● **Exercise**
Repeat the listing below in full, exactly as it stands.

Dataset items
# # #

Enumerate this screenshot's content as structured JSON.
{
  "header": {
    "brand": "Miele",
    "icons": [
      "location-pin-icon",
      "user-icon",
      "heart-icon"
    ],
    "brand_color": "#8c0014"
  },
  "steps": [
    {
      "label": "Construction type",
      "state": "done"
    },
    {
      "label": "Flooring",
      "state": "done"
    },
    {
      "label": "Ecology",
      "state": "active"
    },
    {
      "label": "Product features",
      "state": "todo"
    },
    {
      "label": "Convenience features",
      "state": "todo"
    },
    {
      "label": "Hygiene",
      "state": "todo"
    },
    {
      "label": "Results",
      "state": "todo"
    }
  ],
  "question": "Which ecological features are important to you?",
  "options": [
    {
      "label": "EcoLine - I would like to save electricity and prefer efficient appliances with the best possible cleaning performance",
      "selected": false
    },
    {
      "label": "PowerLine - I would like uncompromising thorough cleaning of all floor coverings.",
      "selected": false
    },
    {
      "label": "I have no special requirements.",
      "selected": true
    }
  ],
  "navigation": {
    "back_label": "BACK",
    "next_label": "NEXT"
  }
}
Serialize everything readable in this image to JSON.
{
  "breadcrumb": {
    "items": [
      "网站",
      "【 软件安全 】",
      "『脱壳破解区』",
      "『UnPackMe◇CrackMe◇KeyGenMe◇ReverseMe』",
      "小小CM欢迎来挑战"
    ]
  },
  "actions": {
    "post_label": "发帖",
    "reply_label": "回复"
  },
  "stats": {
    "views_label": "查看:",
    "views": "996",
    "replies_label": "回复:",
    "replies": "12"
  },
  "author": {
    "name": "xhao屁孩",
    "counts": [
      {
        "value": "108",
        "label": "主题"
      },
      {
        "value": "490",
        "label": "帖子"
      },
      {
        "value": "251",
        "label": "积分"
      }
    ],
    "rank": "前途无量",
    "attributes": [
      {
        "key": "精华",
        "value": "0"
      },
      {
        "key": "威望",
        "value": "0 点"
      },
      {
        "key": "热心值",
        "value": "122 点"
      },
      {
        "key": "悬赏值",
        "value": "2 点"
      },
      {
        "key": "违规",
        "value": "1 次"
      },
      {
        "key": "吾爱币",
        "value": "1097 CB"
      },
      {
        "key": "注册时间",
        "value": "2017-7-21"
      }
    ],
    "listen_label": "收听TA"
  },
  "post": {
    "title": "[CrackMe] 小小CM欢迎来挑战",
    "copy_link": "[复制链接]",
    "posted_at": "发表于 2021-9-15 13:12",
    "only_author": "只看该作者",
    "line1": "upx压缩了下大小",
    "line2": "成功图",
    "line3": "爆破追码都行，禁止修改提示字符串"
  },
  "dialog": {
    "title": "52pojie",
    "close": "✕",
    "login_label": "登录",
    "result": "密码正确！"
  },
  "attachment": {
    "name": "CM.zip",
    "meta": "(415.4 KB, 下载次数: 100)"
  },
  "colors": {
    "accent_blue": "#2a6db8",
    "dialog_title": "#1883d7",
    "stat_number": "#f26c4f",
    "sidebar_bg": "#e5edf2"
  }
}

# # #

● **Output for this task**
Enumerate this screenshot's content as structured JSON.
{
  "header": {
    "brand": "Miele",
    "icons": [
      "location-pin-icon",
      "user-icon",
      "heart-icon"
    ],
    "brand_color": "#8c0014"
  },
  "steps": [
    {
      "label": "Construction type",
      "state": "done"
    },
    {
      "label": "Flooring",
      "state": "done"
    },
    {
      "label": "Ecology",
      "state": "active"
    },
    {
      "label": "Product features",
      "state": "todo"
    },
    {
      "label": "Convenience features",
      "state": "todo"
    },
    {
      "label": "Hygiene",
      "state": "todo"
    },
    {
      "label": "Results",
      "state": "todo"
    }
  ],
  "question": "Which ecological features are important to you?",
  "options": [
    {
      "label": "EcoLine - I would like to save electricity and prefer efficient appliances with the best possible cleaning performance",
      "selected": false
    },
    {
      "label": "PowerLine - I would like uncompromising thorough cleaning of all floor coverings.",
      "selected": false
    },
    {
      "label": "I have no special requirements.",
      "selected": true
    }
  ],
  "navigation": {
    "back_label": "BACK",
    "next_label": "NEXT"
  }
}
Serialize everything readable in this image to JSON.
{
  "breadcrumb": {
    "items": [
      "网站",
      "【 软件安全 】",
      "『脱壳破解区』",
      "『UnPackMe◇CrackMe◇KeyGenMe◇ReverseMe』",
      "小小CM欢迎来挑战"
    ]
  },
  "actions": {
    "post_label": "发帖",
    "reply_label": "回复"
  },
  "stats": {
    "views_label": "查看:",
    "views": "996",
    "replies_label": "回复:",
    "replies": "12"
  },
  "author": {
    "name": "xhao屁孩",
    "counts": [
      {
        "value": "108",
        "label": "主题"
      },
      {
        "value": "490",
        "label": "帖子"
      },
      {
        "value": "251",
        "label": "积分"
      }
    ],
    "rank": "前途无量",
    "attributes": [
      {
        "key": "精华",
        "value": "0"
      },
      {
        "key": "威望",
        "value": "0 点"
      },
      {
        "key": "热心值",
        "value": "122 点"
      },
      {
        "key": "悬赏值",
        "value": "2 点"
      },
      {
        "key": "违规",
        "value": "1 次"
      },
      {
        "key": "吾爱币",
        "value": "1097 CB"
      },
      {
        "key": "注册时间",
        "value": "2017-7-21"
      }
    ],
    "listen_label": "收听TA"
  },
  "post": {
    "title": "[CrackMe] 小小CM欢迎来挑战",
    "copy_link": "[复制链接]",
    "posted_at": "发表于 2021-9-15 13:12",
    "only_author": "只看该作者",
    "line1": "upx压缩了下大小",
    "line2": "成功图",
    "line3": "爆破追码都行，禁止修改提示字符串"
  },
  "dialog": {
    "title": "52pojie",
    "close": "✕",
    "login_label": "登录",
    "result": "密码正确！"
  },
  "attachment": {
    "name": "CM.zip",
    "meta": "(415.4 KB, 下载次数: 100)"
  },
  "colors": {
    "accent_blue": "#2a6db8",
    "dialog_title": "#1883d7",
    "stat_number": "#f26c4f",
    "sidebar_bg": "#e5edf2"
  }
}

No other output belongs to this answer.